_YOUR INSTRUCTIONS_: Return each line of the material verbatim.

— START DATA SHOWN —

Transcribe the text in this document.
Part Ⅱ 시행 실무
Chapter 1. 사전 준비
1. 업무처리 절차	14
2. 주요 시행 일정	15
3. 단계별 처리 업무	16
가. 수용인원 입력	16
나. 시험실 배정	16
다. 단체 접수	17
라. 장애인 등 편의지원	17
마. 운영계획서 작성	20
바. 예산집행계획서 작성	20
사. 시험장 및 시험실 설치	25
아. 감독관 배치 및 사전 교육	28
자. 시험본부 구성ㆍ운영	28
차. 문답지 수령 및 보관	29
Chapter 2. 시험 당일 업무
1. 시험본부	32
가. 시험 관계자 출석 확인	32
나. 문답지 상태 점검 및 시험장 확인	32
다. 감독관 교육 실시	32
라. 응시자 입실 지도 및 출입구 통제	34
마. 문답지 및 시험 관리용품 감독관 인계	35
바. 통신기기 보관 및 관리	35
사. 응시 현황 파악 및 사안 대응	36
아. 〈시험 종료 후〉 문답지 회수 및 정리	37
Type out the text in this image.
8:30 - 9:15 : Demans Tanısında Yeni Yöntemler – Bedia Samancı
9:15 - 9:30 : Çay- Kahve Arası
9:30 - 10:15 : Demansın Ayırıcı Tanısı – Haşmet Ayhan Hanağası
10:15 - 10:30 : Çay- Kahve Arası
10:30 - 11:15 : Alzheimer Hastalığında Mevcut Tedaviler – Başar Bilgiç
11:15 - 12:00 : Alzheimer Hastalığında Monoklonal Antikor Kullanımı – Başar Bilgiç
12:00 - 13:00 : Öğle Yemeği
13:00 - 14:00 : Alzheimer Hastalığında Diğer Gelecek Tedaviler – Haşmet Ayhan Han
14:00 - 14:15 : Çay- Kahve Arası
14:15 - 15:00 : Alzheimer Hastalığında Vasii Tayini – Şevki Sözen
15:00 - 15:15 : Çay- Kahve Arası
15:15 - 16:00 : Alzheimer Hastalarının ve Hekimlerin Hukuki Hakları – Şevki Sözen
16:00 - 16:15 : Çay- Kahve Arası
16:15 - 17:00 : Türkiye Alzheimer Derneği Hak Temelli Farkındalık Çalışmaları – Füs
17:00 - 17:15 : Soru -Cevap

— END DATA SHOWN —

_COMPLETE ANSWER_:
Transcribe the text in this document.
Part Ⅱ 시행 실무
Chapter 1. 사전 준비
1. 업무처리 절차	14
2. 주요 시행 일정	15
3. 단계별 처리 업무	16
가. 수용인원 입력	16
나. 시험실 배정	16
다. 단체 접수	17
라. 장애인 등 편의지원	17
마. 운영계획서 작성	20
바. 예산집행계획서 작성	20
사. 시험장 및 시험실 설치	25
아. 감독관 배치 및 사전 교육	28
자. 시험본부 구성ㆍ운영	28
차. 문답지 수령 및 보관	29
Chapter 2. 시험 당일 업무
1. 시험본부	32
가. 시험 관계자 출석 확인	32
나. 문답지 상태 점검 및 시험장 확인	32
다. 감독관 교육 실시	32
라. 응시자 입실 지도 및 출입구 통제	34
마. 문답지 및 시험 관리용품 감독관 인계	35
바. 통신기기 보관 및 관리	35
사. 응시 현황 파악 및 사안 대응	36
아. 〈시험 종료 후〉 문답지 회수 및 정리	37
Type out the text in this image.
8:30 - 9:15 : Demans Tanısında Yeni Yöntemler – Bedia Samancı
9:15 - 9:30 : Çay- Kahve Arası
9:30 - 10:15 : Demansın Ayırıcı Tanısı – Haşmet Ayhan Hanağası
10:15 - 10:30 : Çay- Kahve Arası
10:30 - 11:15 : Alzheimer Hastalığında Mevcut Tedaviler – Başar Bilgiç
11:15 - 12:00 : Alzheimer Hastalığında Monoklonal Antikor Kullanımı – Başar Bilgiç
12:00 - 13:00 : Öğle Yemeği
13:00 - 14:00 : Alzheimer Hastalığında Diğer Gelecek Tedaviler – Haşmet Ayhan Han
14:00 - 14:15 : Çay- Kahve Arası
14:15 - 15:00 : Alzheimer Hastalığında Vasii Tayini – Şevki Sözen
15:00 - 15:15 : Çay- Kahve Arası
15:15 - 16:00 : Alzheimer Hastalarının ve Hekimlerin Hukuki Hakları – Şevki Sözen
16:00 - 16:15 : Çay- Kahve Arası
16:15 - 17:00 : Türkiye Alzheimer Derneği Hak Temelli Farkındalık Çalışmaları – Füs
17:00 - 17:15 : Soru -Cevap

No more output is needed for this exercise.